Draw out every line with the word "chileno" from the listing below.

- Exercise data -
◇ ◇ ◇ ◇ ◇

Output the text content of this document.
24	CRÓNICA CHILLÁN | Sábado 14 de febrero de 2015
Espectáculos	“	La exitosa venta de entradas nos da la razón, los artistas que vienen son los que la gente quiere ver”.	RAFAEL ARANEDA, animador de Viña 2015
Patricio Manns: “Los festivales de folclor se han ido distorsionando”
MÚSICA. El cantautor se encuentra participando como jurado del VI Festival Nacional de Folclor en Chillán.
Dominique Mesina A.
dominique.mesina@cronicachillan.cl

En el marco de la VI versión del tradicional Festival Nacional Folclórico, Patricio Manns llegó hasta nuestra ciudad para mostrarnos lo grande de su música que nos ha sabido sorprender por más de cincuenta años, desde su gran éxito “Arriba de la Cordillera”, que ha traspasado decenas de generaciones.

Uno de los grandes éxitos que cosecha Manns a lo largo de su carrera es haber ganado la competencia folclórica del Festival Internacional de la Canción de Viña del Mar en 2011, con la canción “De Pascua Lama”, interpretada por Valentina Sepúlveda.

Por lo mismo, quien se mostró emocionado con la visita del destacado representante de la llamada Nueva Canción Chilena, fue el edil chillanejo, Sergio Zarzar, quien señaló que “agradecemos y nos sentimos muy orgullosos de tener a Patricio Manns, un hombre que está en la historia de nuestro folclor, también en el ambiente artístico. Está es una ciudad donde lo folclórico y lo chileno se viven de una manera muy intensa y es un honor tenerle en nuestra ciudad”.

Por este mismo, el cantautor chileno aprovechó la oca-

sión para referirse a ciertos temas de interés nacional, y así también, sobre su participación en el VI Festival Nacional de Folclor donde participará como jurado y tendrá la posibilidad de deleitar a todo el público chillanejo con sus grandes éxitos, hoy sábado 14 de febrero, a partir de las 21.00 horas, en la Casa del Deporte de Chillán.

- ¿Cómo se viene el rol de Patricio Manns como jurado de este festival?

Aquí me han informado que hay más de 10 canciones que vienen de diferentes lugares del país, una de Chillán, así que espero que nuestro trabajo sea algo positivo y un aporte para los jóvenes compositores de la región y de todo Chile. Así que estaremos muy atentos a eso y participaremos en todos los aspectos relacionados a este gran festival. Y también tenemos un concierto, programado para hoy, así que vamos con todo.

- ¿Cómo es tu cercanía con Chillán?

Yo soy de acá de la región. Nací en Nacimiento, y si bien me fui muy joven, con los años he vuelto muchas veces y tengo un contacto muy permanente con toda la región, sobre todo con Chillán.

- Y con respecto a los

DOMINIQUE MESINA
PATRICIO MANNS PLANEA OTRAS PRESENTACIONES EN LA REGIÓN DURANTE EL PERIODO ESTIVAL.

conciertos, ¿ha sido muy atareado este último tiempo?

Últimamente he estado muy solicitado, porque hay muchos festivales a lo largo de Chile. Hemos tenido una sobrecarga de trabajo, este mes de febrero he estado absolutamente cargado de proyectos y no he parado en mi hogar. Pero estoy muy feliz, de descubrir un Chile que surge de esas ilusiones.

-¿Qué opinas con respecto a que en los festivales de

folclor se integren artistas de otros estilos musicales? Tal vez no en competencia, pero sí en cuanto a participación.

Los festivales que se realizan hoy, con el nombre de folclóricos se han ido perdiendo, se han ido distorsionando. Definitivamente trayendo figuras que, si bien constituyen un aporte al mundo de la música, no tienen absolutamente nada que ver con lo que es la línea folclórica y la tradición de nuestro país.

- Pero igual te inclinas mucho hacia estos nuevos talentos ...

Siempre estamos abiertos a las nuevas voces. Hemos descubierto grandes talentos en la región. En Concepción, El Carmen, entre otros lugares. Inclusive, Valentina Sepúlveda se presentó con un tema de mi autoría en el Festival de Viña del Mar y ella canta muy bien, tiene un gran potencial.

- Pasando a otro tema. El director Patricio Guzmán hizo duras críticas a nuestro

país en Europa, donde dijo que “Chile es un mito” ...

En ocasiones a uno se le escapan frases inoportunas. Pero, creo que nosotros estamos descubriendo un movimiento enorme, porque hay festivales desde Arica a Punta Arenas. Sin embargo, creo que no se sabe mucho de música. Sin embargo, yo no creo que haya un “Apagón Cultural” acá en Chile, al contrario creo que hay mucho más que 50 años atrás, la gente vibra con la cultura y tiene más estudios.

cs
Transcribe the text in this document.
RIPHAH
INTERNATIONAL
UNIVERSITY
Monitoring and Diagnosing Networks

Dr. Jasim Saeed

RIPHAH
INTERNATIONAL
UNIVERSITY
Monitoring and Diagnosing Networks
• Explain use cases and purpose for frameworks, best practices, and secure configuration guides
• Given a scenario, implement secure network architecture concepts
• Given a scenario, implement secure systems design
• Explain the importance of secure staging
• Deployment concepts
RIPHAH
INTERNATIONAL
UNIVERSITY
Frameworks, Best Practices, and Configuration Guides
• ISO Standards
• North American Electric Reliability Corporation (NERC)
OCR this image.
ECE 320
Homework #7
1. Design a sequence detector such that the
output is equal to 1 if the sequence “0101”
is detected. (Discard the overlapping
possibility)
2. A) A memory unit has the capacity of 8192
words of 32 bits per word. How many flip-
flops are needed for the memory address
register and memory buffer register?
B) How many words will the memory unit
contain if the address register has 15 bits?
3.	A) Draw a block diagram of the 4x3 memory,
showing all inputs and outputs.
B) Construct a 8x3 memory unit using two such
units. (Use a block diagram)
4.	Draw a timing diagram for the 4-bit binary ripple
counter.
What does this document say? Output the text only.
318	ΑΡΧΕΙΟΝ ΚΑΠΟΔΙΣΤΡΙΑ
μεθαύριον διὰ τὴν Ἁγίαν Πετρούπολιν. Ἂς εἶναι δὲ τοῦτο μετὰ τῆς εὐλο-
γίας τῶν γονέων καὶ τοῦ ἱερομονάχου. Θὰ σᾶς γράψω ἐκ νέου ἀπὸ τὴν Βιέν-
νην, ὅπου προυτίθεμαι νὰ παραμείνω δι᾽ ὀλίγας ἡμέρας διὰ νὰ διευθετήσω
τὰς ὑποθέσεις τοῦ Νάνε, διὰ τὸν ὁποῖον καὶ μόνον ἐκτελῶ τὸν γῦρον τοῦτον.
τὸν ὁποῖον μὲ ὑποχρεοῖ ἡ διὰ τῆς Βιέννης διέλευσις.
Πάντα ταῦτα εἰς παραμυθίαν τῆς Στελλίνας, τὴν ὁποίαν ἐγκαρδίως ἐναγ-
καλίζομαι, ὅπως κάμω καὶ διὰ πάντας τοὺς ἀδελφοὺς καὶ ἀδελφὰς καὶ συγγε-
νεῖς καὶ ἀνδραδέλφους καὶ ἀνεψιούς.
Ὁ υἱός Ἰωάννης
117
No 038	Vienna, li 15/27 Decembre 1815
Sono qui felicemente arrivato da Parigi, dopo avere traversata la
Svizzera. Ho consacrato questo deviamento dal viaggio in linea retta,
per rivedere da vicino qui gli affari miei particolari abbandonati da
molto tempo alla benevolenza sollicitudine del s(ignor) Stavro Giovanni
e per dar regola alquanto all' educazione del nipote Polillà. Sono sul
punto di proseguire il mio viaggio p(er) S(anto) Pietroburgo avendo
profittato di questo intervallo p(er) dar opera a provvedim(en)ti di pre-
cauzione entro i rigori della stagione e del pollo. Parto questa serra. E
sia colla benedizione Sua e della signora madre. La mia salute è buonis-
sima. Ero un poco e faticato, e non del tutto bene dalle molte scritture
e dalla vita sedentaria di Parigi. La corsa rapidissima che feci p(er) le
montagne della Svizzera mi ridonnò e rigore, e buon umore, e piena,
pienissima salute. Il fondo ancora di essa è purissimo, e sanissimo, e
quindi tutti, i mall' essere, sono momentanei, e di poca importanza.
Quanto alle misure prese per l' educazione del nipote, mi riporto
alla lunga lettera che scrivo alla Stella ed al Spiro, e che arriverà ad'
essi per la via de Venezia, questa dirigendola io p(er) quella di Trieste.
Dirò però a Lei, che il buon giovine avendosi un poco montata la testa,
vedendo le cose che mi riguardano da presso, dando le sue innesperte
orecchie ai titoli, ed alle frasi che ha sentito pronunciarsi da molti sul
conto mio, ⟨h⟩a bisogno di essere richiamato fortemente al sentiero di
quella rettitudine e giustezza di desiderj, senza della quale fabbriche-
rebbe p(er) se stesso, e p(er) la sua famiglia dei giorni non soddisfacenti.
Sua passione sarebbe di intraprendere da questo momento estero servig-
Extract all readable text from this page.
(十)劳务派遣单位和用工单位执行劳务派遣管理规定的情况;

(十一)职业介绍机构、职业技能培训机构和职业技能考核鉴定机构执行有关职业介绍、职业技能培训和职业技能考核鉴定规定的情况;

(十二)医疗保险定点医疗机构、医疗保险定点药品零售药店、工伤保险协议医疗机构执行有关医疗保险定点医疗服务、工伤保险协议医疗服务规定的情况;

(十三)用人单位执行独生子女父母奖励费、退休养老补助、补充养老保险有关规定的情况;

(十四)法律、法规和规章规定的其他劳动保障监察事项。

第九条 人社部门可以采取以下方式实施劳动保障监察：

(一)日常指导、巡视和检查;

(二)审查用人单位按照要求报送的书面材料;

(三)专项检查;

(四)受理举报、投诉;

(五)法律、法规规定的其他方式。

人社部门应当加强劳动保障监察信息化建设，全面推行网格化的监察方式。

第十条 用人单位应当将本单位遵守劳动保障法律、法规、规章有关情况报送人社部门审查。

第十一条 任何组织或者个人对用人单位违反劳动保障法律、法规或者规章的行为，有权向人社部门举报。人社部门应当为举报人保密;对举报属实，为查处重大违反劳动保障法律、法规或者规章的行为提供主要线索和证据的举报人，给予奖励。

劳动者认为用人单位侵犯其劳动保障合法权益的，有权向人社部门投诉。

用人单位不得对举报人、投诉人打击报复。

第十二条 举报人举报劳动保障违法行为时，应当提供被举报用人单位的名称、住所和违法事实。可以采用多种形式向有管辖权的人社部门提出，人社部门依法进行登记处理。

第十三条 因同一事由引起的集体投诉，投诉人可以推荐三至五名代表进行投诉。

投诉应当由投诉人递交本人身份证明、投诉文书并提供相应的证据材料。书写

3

◇ ◇ ◇ ◇ ◇

- Task result -
Por lo mismo, quien se mostró emocionado con la visita del destacado representante de la llamada Nueva Canción Chilena, fue el edil chillanejo, Sergio Zarzar, quien señaló que “agradecemos y nos sentimos muy orgullosos de tener a Patricio Manns, un hombre que está en la historia de nuestro folclor, también en el ambiente artístico. Está es una ciudad donde lo folclórico y lo chileno se viven de una manera muy intensa y es un honor tenerle en nuestra ciudad”.
Por este mismo, el cantautor chileno aprovechó la oca-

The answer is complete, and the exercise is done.